-- start of DATA FOR PROCESSING --
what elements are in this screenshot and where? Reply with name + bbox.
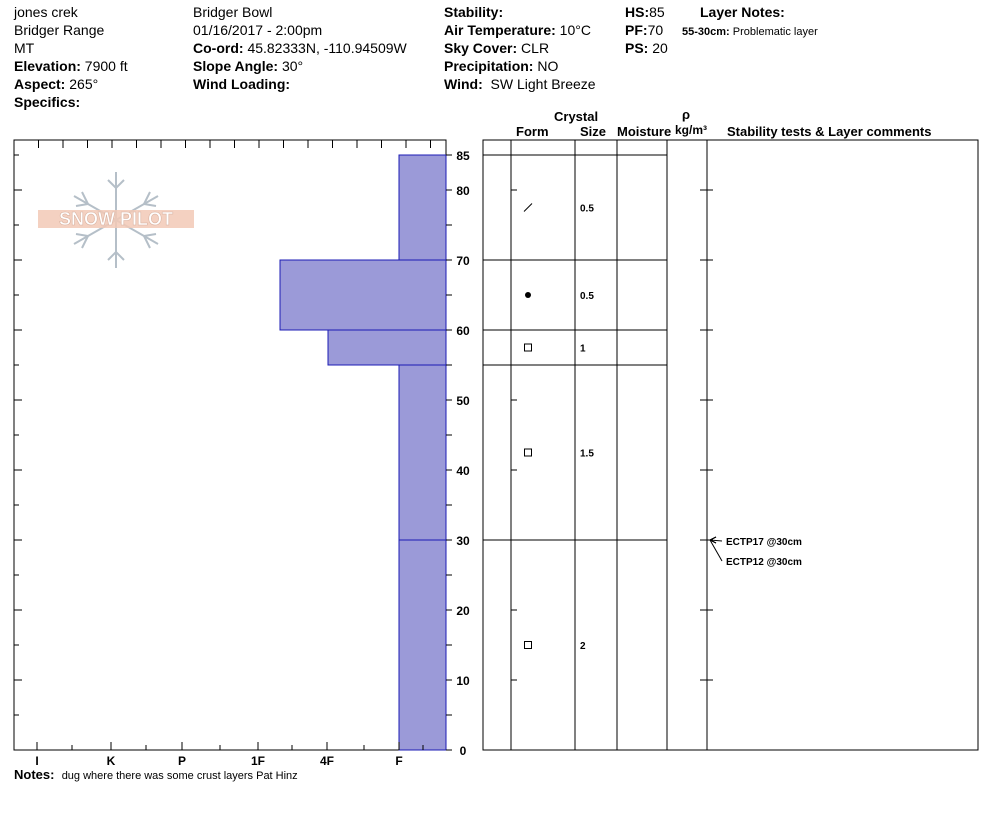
area-name: Bridger Bowl — [193, 4, 273, 20]
hardness-bar — [279, 259, 447, 331]
elevation: Elevation: 7900 ft — [14, 58, 128, 74]
hardness-plot-frame — [13, 139, 447, 751]
aspect: Aspect: 265° — [14, 76, 99, 92]
depth-label: 60 — [456, 324, 470, 338]
slope-angle: Slope Angle: 30° — [193, 58, 304, 74]
crystal-header: Crystal — [554, 109, 599, 124]
wind: Wind: SW Light Breeze — [444, 76, 596, 92]
moisture-header: Moisture — [617, 124, 672, 139]
faceted-form-icon — [524, 343, 532, 352]
faceted-form-icon — [524, 641, 532, 649]
stability-test-label: ECTP17 @30cm — [726, 537, 802, 548]
hardness-bar — [398, 364, 447, 541]
size-header: Size — [580, 124, 607, 139]
depth-label: 80 — [456, 184, 470, 198]
range-name: Bridger Range — [14, 22, 105, 38]
test-leader — [709, 539, 723, 562]
test-leader — [709, 539, 723, 542]
hardness-bar — [398, 154, 447, 261]
depth-label: 70 — [456, 254, 470, 268]
pf: PF:70 — [625, 22, 664, 38]
snow-profile-chart: I K P 1F 4F F 0 10 20 30 40 50 60 70 80 85 0.5 0.5 1 1.5 2 EC… — [13, 139, 979, 768]
location-name: jones crek — [14, 4, 78, 20]
stability-header: Stability tests & Layer comments — [727, 124, 932, 139]
hardness-bar — [398, 539, 447, 751]
hardness-label: P — [178, 754, 186, 768]
svg-text:SNOW PILOT: SNOW PILOT — [59, 209, 173, 229]
hardness-label: 4F — [320, 754, 334, 768]
density-unit: kg/m³ — [675, 123, 708, 137]
hardness-label: I — [35, 754, 38, 768]
hardness-label: F — [395, 754, 402, 768]
layer-table-frame — [482, 139, 979, 751]
hs: HS:85 — [625, 4, 665, 20]
depth-label: 85 — [456, 149, 470, 163]
ps: PS: 20 — [625, 40, 668, 56]
depth-label: 20 — [456, 604, 470, 618]
datetime: 01/16/2017 - 2:00pm — [193, 22, 323, 38]
stability-test-label: ECTP12 @30cm — [726, 557, 802, 568]
rounded-form-icon — [525, 292, 531, 298]
faceted-form-icon — [524, 448, 532, 457]
crystal-size: 0.5 — [580, 204, 594, 215]
state-name: MT — [14, 40, 35, 56]
crystal-size: 2 — [580, 641, 586, 652]
air-temperature: Air Temperature: 10°C — [444, 22, 591, 38]
layer-notes-title: Layer Notes: — [700, 4, 785, 20]
layer-note: 55-30cm: Problematic layer — [682, 26, 818, 38]
hardness-bar — [327, 329, 447, 366]
snowpilot-logo: SNOW PILOT — [38, 172, 194, 268]
crystal-size: 1 — [580, 344, 586, 355]
test-arrow — [708, 536, 717, 544]
depth-label: 30 — [456, 534, 470, 548]
depth-label: 50 — [456, 394, 470, 408]
stability: Stability: — [444, 4, 504, 20]
crystal-size: 1.5 — [580, 449, 594, 460]
precipitation: Precipitation: NO — [444, 58, 559, 74]
depth-label: 10 — [456, 674, 470, 688]
form-header: Form — [516, 124, 549, 139]
depth-label: 0 — [460, 744, 467, 758]
sky-cover: Sky Cover: CLR — [444, 40, 550, 56]
density-symbol: ρ — [682, 107, 691, 122]
hardness-label: K — [107, 754, 116, 768]
coordinates: Co-ord: 45.82333N, -110.94509W — [193, 40, 407, 56]
notes: Notes: dug where there was some crust la… — [14, 767, 298, 782]
decomposing-form-icon — [523, 203, 533, 212]
wind-loading: Wind Loading: — [193, 76, 291, 92]
specifics: Specifics: — [14, 94, 81, 110]
crystal-size: 0.5 — [580, 291, 594, 302]
depth-label: 40 — [456, 464, 470, 478]
hardness-label: 1F — [251, 754, 265, 768]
-- end of DATA FOR PROCESSING --
**PROBLEM DETAILS**
Return every item above verbatim, line for line, and leave the pictures out of your answer.

**CORRECT RESULT**
what elements are in this screenshot and where? Reply with name + bbox.
area-name: Bridger Bowl — [193, 4, 273, 20]
hardness-bar — [279, 259, 447, 331]
elevation: Elevation: 7900 ft — [14, 58, 128, 74]
hardness-plot-frame — [13, 139, 447, 751]
aspect: Aspect: 265° — [14, 76, 99, 92]
depth-label: 60 — [456, 324, 470, 338]
slope-angle: Slope Angle: 30° — [193, 58, 304, 74]
crystal-header: Crystal — [554, 109, 599, 124]
wind: Wind: SW Light Breeze — [444, 76, 596, 92]
moisture-header: Moisture — [617, 124, 672, 139]
faceted-form-icon — [524, 343, 532, 352]
faceted-form-icon — [524, 641, 532, 649]
stability-test-label: ECTP17 @30cm — [726, 537, 802, 548]
hardness-bar — [398, 364, 447, 541]
size-header: Size — [580, 124, 607, 139]
depth-label: 80 — [456, 184, 470, 198]
range-name: Bridger Range — [14, 22, 105, 38]
test-leader — [709, 539, 723, 562]
test-leader — [709, 539, 723, 542]
hardness-bar — [398, 154, 447, 261]
depth-label: 70 — [456, 254, 470, 268]
pf: PF:70 — [625, 22, 664, 38]
snow-profile-chart: I K P 1F 4F F 0 10 20 30 40 50 60 70 80 85 0.5 0.5 1 1.5 2 EC… — [13, 139, 979, 768]
location-name: jones crek — [14, 4, 78, 20]
stability-header: Stability tests & Layer comments — [727, 124, 932, 139]
hardness-bar — [398, 539, 447, 751]
hardness-label: P — [178, 754, 186, 768]
svg-text:SNOW PILOT: SNOW PILOT — [59, 209, 173, 229]
hardness-label: 4F — [320, 754, 334, 768]
density-unit: kg/m³ — [675, 123, 708, 137]
hardness-label: I — [35, 754, 38, 768]
hardness-label: F — [395, 754, 402, 768]
layer-table-frame — [482, 139, 979, 751]
hs: HS:85 — [625, 4, 665, 20]
depth-label: 85 — [456, 149, 470, 163]
ps: PS: 20 — [625, 40, 668, 56]
depth-label: 20 — [456, 604, 470, 618]
datetime: 01/16/2017 - 2:00pm — [193, 22, 323, 38]
stability-test-label: ECTP12 @30cm — [726, 557, 802, 568]
rounded-form-icon — [525, 292, 531, 298]
faceted-form-icon — [524, 448, 532, 457]
crystal-size: 0.5 — [580, 204, 594, 215]
state-name: MT — [14, 40, 35, 56]
crystal-size: 2 — [580, 641, 586, 652]
air-temperature: Air Temperature: 10°C — [444, 22, 591, 38]
layer-notes-title: Layer Notes: — [700, 4, 785, 20]
layer-note: 55-30cm: Problematic layer — [682, 26, 818, 38]
hardness-bar — [327, 329, 447, 366]
snowpilot-logo: SNOW PILOT — [38, 172, 194, 268]
crystal-size: 1 — [580, 344, 586, 355]
test-arrow — [708, 536, 717, 544]
depth-label: 30 — [456, 534, 470, 548]
depth-label: 50 — [456, 394, 470, 408]
stability: Stability: — [444, 4, 504, 20]
crystal-size: 1.5 — [580, 449, 594, 460]
precipitation: Precipitation: NO — [444, 58, 559, 74]
depth-label: 10 — [456, 674, 470, 688]
form-header: Form — [516, 124, 549, 139]
depth-label: 0 — [460, 744, 467, 758]
sky-cover: Sky Cover: CLR — [444, 40, 550, 56]
density-symbol: ρ — [682, 107, 691, 122]
hardness-label: K — [107, 754, 116, 768]
coordinates: Co-ord: 45.82333N, -110.94509W — [193, 40, 407, 56]
notes: Notes: dug where there was some crust la… — [14, 767, 298, 782]
decomposing-form-icon — [523, 203, 533, 212]
wind-loading: Wind Loading: — [193, 76, 291, 92]
specifics: Specifics: — [14, 94, 81, 110]
crystal-size: 0.5 — [580, 291, 594, 302]
depth-label: 40 — [456, 464, 470, 478]
hardness-label: 1F — [251, 754, 265, 768]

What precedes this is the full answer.